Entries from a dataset

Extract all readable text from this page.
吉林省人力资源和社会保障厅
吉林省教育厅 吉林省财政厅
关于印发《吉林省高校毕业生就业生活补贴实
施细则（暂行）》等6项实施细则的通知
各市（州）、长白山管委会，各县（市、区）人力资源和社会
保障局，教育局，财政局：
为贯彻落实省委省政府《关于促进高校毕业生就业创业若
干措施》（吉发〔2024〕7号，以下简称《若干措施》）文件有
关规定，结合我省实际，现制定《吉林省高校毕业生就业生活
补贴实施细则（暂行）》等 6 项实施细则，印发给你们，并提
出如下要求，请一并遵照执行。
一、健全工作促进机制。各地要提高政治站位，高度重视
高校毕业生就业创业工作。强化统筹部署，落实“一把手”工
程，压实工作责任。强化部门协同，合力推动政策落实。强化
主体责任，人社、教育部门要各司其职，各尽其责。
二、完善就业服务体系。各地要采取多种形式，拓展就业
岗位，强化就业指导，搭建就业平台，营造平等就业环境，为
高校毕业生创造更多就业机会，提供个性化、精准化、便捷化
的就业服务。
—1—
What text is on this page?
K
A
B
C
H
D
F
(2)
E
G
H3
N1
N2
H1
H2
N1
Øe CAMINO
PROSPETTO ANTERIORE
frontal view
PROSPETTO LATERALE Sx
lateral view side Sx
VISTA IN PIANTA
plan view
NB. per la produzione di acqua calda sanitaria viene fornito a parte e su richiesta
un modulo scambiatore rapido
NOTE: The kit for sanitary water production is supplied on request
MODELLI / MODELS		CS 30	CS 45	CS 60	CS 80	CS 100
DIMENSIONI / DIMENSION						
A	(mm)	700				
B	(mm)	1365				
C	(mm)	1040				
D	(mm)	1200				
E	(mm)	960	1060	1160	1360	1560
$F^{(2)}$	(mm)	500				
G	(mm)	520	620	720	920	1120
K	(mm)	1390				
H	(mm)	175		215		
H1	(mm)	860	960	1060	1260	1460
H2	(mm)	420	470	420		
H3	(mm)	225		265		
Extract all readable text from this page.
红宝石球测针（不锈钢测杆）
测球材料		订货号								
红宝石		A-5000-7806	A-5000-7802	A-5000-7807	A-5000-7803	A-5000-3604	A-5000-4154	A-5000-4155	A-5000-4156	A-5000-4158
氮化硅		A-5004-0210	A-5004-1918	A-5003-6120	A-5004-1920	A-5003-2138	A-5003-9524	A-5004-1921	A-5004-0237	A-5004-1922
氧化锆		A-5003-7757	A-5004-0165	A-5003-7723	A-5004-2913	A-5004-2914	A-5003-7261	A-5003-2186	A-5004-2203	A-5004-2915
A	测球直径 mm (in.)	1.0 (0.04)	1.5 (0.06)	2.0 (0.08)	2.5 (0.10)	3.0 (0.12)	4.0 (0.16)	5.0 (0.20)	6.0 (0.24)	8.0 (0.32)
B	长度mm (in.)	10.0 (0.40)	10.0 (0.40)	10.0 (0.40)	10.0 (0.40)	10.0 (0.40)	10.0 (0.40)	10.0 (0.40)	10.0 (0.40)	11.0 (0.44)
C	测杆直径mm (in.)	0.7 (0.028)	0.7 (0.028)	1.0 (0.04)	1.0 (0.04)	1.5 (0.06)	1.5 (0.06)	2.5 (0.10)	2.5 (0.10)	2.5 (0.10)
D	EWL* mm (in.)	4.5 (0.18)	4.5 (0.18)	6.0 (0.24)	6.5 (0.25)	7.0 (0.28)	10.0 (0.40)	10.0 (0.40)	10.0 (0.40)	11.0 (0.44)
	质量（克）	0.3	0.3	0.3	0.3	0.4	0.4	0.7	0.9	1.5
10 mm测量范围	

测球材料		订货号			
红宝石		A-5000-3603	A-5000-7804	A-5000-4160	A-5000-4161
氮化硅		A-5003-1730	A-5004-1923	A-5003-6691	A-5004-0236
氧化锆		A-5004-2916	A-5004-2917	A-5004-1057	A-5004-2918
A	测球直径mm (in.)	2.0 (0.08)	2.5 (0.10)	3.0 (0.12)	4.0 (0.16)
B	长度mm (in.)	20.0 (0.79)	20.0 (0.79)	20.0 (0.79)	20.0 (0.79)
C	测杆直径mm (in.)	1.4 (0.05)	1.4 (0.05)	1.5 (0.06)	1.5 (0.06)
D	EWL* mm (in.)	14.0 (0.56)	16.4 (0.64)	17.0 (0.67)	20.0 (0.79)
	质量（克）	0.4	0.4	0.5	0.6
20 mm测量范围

WRITTEN EXERCISE: Go through the listing above and list every line that has the word "长度mm".

EXERCISE ANSWER:
B	长度mm (in.)	10.0 (0.40)	10.0 (0.40)	10.0 (0.40)	10.0 (0.40)	10.0 (0.40)	10.0 (0.40)	10.0 (0.40)	10.0 (0.40)	11.0 (0.44)
B	长度mm (in.)	20.0 (0.79)	20.0 (0.79)	20.0 (0.79)	20.0 (0.79)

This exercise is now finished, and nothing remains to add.